■ Task to carry out
From the listing below, pick out each line with the word "money".

■ Exercise input
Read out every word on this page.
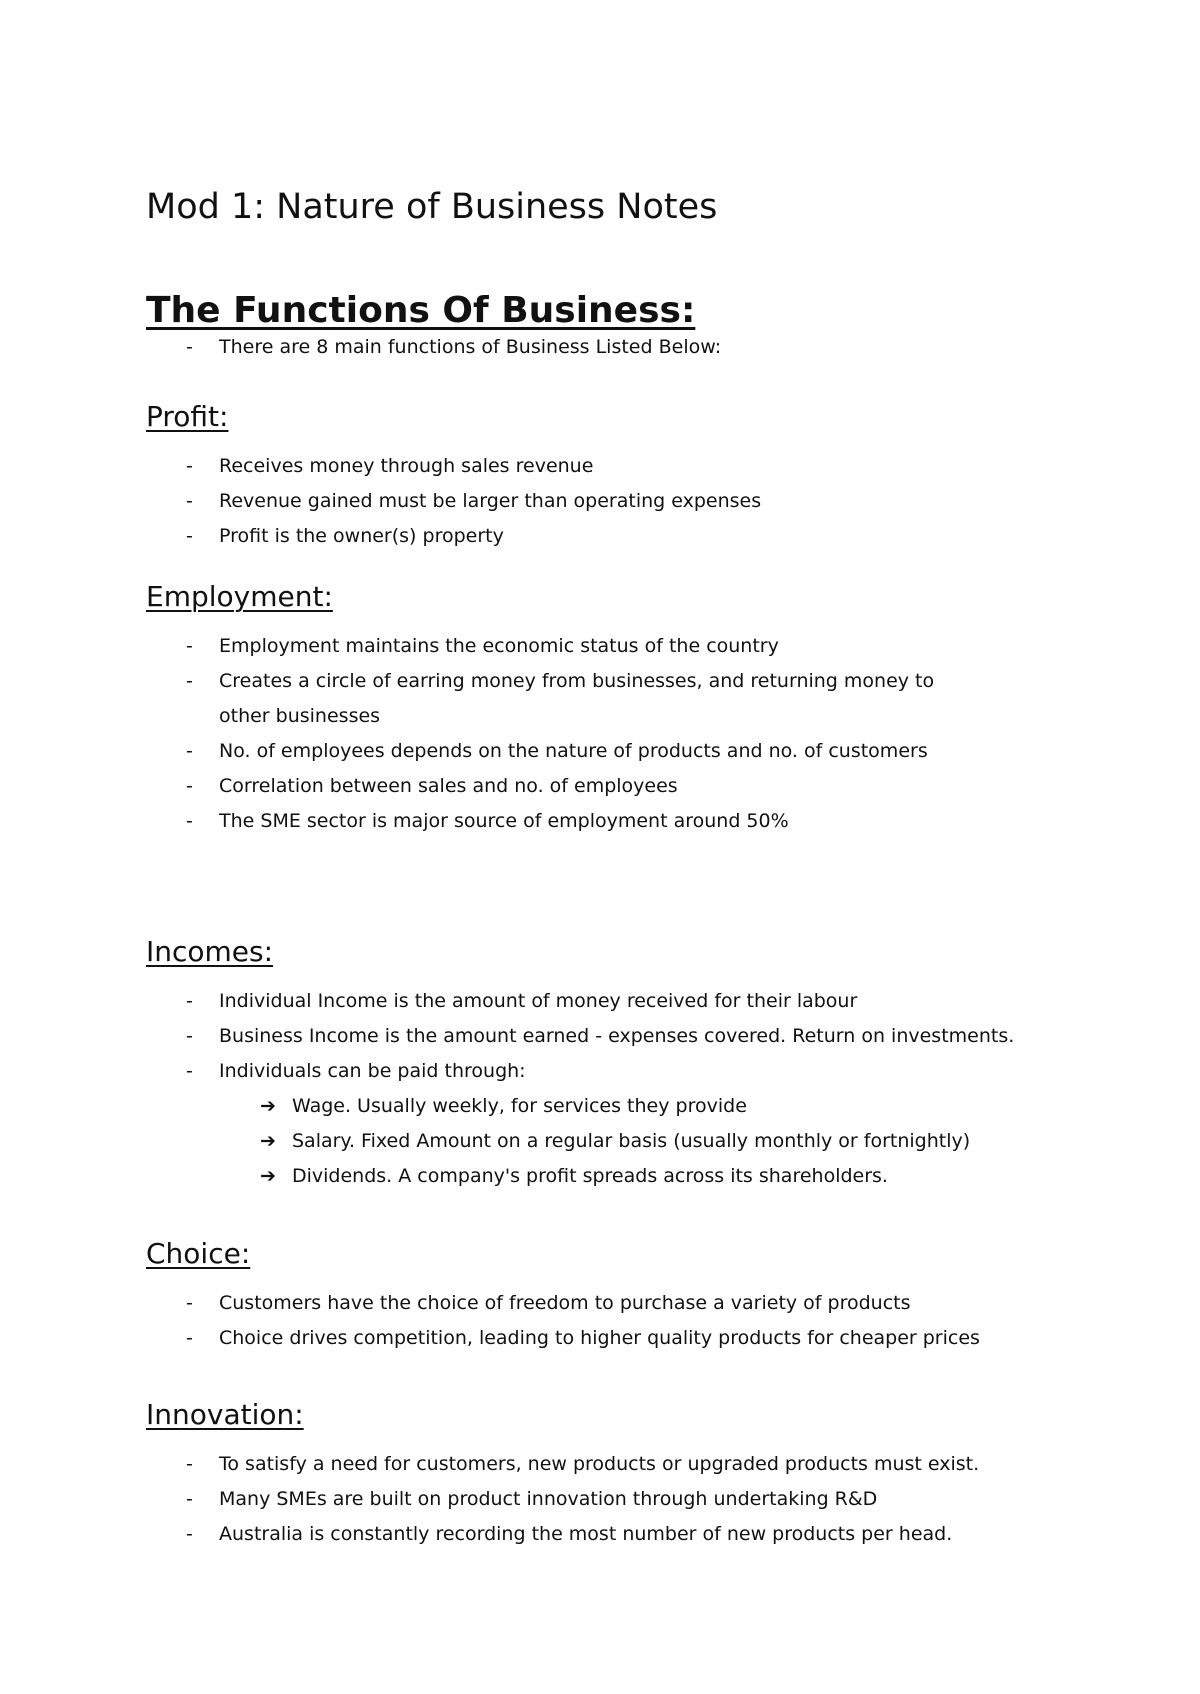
Mod 1: Nature of Business Notes
The Functions Of Business:
- There are 8 main functions of Business Listed Below:
Profit:
- Receives money through sales revenue
- Revenue gained must be larger than operating expenses
- Profit is the owner(s) property
Employment:
- Employment maintains the economic status of the country
- Creates a circle of earring money from businesses, and returning money to other businesses
- No. of employees depends on the nature of products and no. of customers
- Correlation between sales and no. of employees
- The SME sector is major source of employment around 50%
Incomes:
- Individual Income is the amount of money received for their labour
- Business Income is the amount earned - expenses covered. Return on investments.
- Individuals can be paid through:
➔ Wage. Usually weekly, for services they provide
➔ Salary. Fixed Amount on a regular basis (usually monthly or fortnightly)
➔ Dividends. A company's profit spreads across its shareholders.
Choice:
- Customers have the choice of freedom to purchase a variety of products
- Choice drives competition, leading to higher quality products for cheaper prices
Innovation:
- To satisfy a need for customers, new products or upgraded products must exist.
- Many SMEs are built on product innovation through undertaking R&D
- Australia is constantly recording the most number of new products per head.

■ Task response
- Receives money through sales revenue
- Creates a circle of earring money from businesses, and returning money to other businesses
- Individual Income is the amount of money received for their labour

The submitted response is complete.